Exercise goal = Transcribe every line of the listing below without any deviation.

Data excerpts =
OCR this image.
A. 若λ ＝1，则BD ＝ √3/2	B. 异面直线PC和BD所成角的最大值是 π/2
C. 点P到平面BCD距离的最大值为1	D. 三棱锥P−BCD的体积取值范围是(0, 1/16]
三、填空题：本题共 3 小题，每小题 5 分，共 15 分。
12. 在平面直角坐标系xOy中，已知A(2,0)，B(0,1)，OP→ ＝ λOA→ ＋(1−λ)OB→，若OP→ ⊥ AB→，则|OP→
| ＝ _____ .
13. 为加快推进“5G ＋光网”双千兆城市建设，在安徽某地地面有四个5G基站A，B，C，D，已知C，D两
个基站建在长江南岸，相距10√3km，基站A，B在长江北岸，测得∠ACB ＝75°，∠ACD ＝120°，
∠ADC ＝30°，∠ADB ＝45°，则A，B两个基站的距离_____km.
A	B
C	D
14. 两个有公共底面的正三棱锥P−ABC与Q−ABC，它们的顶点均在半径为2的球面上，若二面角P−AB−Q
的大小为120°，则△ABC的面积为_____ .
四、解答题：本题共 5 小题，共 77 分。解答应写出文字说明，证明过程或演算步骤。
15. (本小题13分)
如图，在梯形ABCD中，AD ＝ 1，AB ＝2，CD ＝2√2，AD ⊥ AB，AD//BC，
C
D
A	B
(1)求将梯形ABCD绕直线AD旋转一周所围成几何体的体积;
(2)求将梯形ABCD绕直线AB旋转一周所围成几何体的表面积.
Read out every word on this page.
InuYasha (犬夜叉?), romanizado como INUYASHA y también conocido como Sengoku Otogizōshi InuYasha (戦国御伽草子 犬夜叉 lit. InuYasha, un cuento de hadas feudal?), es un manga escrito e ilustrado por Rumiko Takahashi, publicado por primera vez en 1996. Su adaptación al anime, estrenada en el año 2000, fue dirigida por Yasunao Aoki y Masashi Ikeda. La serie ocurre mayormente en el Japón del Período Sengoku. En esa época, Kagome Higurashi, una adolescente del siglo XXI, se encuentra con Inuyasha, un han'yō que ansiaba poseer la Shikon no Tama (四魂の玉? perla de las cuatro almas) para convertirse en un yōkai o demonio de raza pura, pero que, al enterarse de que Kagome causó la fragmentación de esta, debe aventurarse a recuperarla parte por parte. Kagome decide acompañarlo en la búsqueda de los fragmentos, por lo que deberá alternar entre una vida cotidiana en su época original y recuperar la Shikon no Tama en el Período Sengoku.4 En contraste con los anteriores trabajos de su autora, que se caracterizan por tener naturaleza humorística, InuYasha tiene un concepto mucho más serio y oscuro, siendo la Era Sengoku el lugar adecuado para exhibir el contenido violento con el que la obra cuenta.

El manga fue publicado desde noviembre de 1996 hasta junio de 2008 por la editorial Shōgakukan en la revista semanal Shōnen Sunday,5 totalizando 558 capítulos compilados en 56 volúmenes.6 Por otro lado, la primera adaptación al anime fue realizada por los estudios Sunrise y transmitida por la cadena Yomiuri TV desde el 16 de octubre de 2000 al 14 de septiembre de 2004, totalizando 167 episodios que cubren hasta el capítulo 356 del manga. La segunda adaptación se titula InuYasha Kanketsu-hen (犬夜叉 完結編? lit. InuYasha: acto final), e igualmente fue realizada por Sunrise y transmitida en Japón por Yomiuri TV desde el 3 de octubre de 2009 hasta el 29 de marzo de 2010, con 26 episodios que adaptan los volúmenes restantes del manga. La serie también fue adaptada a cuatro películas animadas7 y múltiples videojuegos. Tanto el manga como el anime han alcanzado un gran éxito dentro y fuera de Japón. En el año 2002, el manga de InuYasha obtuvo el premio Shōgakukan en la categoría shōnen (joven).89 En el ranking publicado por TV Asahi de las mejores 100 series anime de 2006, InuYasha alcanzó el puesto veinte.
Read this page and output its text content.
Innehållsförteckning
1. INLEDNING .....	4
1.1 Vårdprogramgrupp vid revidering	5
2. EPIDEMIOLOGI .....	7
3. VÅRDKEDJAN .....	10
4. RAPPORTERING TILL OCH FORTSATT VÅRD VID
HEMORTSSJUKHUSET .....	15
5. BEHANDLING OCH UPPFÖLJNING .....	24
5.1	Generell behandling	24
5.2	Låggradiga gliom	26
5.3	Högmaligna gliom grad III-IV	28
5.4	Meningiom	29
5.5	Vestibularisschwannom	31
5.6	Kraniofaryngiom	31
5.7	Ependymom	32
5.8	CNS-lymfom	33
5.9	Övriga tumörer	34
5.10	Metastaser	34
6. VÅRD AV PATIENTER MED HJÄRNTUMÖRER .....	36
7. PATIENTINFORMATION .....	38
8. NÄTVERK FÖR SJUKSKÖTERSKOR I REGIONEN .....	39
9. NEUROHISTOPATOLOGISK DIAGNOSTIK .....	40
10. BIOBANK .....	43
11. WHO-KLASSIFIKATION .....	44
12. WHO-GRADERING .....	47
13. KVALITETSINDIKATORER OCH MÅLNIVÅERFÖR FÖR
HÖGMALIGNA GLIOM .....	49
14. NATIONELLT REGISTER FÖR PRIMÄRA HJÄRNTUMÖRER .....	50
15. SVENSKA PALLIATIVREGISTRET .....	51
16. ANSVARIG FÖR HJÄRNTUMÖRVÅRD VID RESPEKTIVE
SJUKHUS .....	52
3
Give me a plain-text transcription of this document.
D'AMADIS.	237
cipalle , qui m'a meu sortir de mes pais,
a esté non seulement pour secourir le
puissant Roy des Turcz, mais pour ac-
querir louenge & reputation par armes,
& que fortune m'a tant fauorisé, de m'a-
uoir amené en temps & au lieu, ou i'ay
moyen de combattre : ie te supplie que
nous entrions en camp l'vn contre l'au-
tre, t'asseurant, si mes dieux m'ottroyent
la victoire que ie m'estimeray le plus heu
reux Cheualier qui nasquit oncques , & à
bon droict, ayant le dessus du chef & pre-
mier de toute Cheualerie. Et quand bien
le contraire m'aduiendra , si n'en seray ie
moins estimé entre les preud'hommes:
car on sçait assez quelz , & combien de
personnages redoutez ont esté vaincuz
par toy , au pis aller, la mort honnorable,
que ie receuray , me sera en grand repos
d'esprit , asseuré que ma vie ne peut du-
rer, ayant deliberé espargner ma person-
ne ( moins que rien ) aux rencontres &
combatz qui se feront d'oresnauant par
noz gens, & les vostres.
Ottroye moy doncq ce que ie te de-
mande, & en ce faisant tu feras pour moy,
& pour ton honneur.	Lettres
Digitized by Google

Result of this task =
OCR this image.
A. 若λ ＝1，则BD ＝ √3/2	B. 异面直线PC和BD所成角的最大值是 π/2
C. 点P到平面BCD距离的最大值为1	D. 三棱锥P−BCD的体积取值范围是(0, 1/16]
三、填空题：本题共 3 小题，每小题 5 分，共 15 分。
12. 在平面直角坐标系xOy中，已知A(2,0)，B(0,1)，OP→ ＝ λOA→ ＋(1−λ)OB→，若OP→ ⊥ AB→，则|OP→
| ＝ _____ .
13. 为加快推进“5G ＋光网”双千兆城市建设，在安徽某地地面有四个5G基站A，B，C，D，已知C，D两
个基站建在长江南岸，相距10√3km，基站A，B在长江北岸，测得∠ACB ＝75°，∠ACD ＝120°，
∠ADC ＝30°，∠ADB ＝45°，则A，B两个基站的距离_____km.
A	B
C	D
14. 两个有公共底面的正三棱锥P−ABC与Q−ABC，它们的顶点均在半径为2的球面上，若二面角P−AB−Q
的大小为120°，则△ABC的面积为_____ .
四、解答题：本题共 5 小题，共 77 分。解答应写出文字说明，证明过程或演算步骤。
15. (本小题13分)
如图，在梯形ABCD中，AD ＝ 1，AB ＝2，CD ＝2√2，AD ⊥ AB，AD//BC，
C
D
A	B
(1)求将梯形ABCD绕直线AD旋转一周所围成几何体的体积;
(2)求将梯形ABCD绕直线AB旋转一周所围成几何体的表面积.
Read out every word on this page.
InuYasha (犬夜叉?), romanizado como INUYASHA y también conocido como Sengoku Otogizōshi InuYasha (戦国御伽草子 犬夜叉 lit. InuYasha, un cuento de hadas feudal?), es un manga escrito e ilustrado por Rumiko Takahashi, publicado por primera vez en 1996. Su adaptación al anime, estrenada en el año 2000, fue dirigida por Yasunao Aoki y Masashi Ikeda. La serie ocurre mayormente en el Japón del Período Sengoku. En esa época, Kagome Higurashi, una adolescente del siglo XXI, se encuentra con Inuyasha, un han'yō que ansiaba poseer la Shikon no Tama (四魂の玉? perla de las cuatro almas) para convertirse en un yōkai o demonio de raza pura, pero que, al enterarse de que Kagome causó la fragmentación de esta, debe aventurarse a recuperarla parte por parte. Kagome decide acompañarlo en la búsqueda de los fragmentos, por lo que deberá alternar entre una vida cotidiana en su época original y recuperar la Shikon no Tama en el Período Sengoku.4 En contraste con los anteriores trabajos de su autora, que se caracterizan por tener naturaleza humorística, InuYasha tiene un concepto mucho más serio y oscuro, siendo la Era Sengoku el lugar adecuado para exhibir el contenido violento con el que la obra cuenta.

El manga fue publicado desde noviembre de 1996 hasta junio de 2008 por la editorial Shōgakukan en la revista semanal Shōnen Sunday,5 totalizando 558 capítulos compilados en 56 volúmenes.6 Por otro lado, la primera adaptación al anime fue realizada por los estudios Sunrise y transmitida por la cadena Yomiuri TV desde el 16 de octubre de 2000 al 14 de septiembre de 2004, totalizando 167 episodios que cubren hasta el capítulo 356 del manga. La segunda adaptación se titula InuYasha Kanketsu-hen (犬夜叉 完結編? lit. InuYasha: acto final), e igualmente fue realizada por Sunrise y transmitida en Japón por Yomiuri TV desde el 3 de octubre de 2009 hasta el 29 de marzo de 2010, con 26 episodios que adaptan los volúmenes restantes del manga. La serie también fue adaptada a cuatro películas animadas7 y múltiples videojuegos. Tanto el manga como el anime han alcanzado un gran éxito dentro y fuera de Japón. En el año 2002, el manga de InuYasha obtuvo el premio Shōgakukan en la categoría shōnen (joven).89 En el ranking publicado por TV Asahi de las mejores 100 series anime de 2006, InuYasha alcanzó el puesto veinte.
Read this page and output its text content.
Innehållsförteckning
1. INLEDNING .....	4
1.1 Vårdprogramgrupp vid revidering	5
2. EPIDEMIOLOGI .....	7
3. VÅRDKEDJAN .....	10
4. RAPPORTERING TILL OCH FORTSATT VÅRD VID
HEMORTSSJUKHUSET .....	15
5. BEHANDLING OCH UPPFÖLJNING .....	24
5.1	Generell behandling	24
5.2	Låggradiga gliom	26
5.3	Högmaligna gliom grad III-IV	28
5.4	Meningiom	29
5.5	Vestibularisschwannom	31
5.6	Kraniofaryngiom	31
5.7	Ependymom	32
5.8	CNS-lymfom	33
5.9	Övriga tumörer	34
5.10	Metastaser	34
6. VÅRD AV PATIENTER MED HJÄRNTUMÖRER .....	36
7. PATIENTINFORMATION .....	38
8. NÄTVERK FÖR SJUKSKÖTERSKOR I REGIONEN .....	39
9. NEUROHISTOPATOLOGISK DIAGNOSTIK .....	40
10. BIOBANK .....	43
11. WHO-KLASSIFIKATION .....	44
12. WHO-GRADERING .....	47
13. KVALITETSINDIKATORER OCH MÅLNIVÅERFÖR FÖR
HÖGMALIGNA GLIOM .....	49
14. NATIONELLT REGISTER FÖR PRIMÄRA HJÄRNTUMÖRER .....	50
15. SVENSKA PALLIATIVREGISTRET .....	51
16. ANSVARIG FÖR HJÄRNTUMÖRVÅRD VID RESPEKTIVE
SJUKHUS .....	52
3
Give me a plain-text transcription of this document.
D'AMADIS.	237
cipalle , qui m'a meu sortir de mes pais,
a esté non seulement pour secourir le
puissant Roy des Turcz, mais pour ac-
querir louenge & reputation par armes,
& que fortune m'a tant fauorisé, de m'a-
uoir amené en temps & au lieu, ou i'ay
moyen de combattre : ie te supplie que
nous entrions en camp l'vn contre l'au-
tre, t'asseurant, si mes dieux m'ottroyent
la victoire que ie m'estimeray le plus heu
reux Cheualier qui nasquit oncques , & à
bon droict, ayant le dessus du chef & pre-
mier de toute Cheualerie. Et quand bien
le contraire m'aduiendra , si n'en seray ie
moins estimé entre les preud'hommes:
car on sçait assez quelz , & combien de
personnages redoutez ont esté vaincuz
par toy , au pis aller, la mort honnorable,
que ie receuray , me sera en grand repos
d'esprit , asseuré que ma vie ne peut du-
rer, ayant deliberé espargner ma person-
ne ( moins que rien ) aux rencontres &
combatz qui se feront d'oresnauant par
noz gens, & les vostres.
Ottroye moy doncq ce que ie te de-
mande, & en ce faisant tu feras pour moy,
& pour ton honneur.	Lettres
Digitized by Google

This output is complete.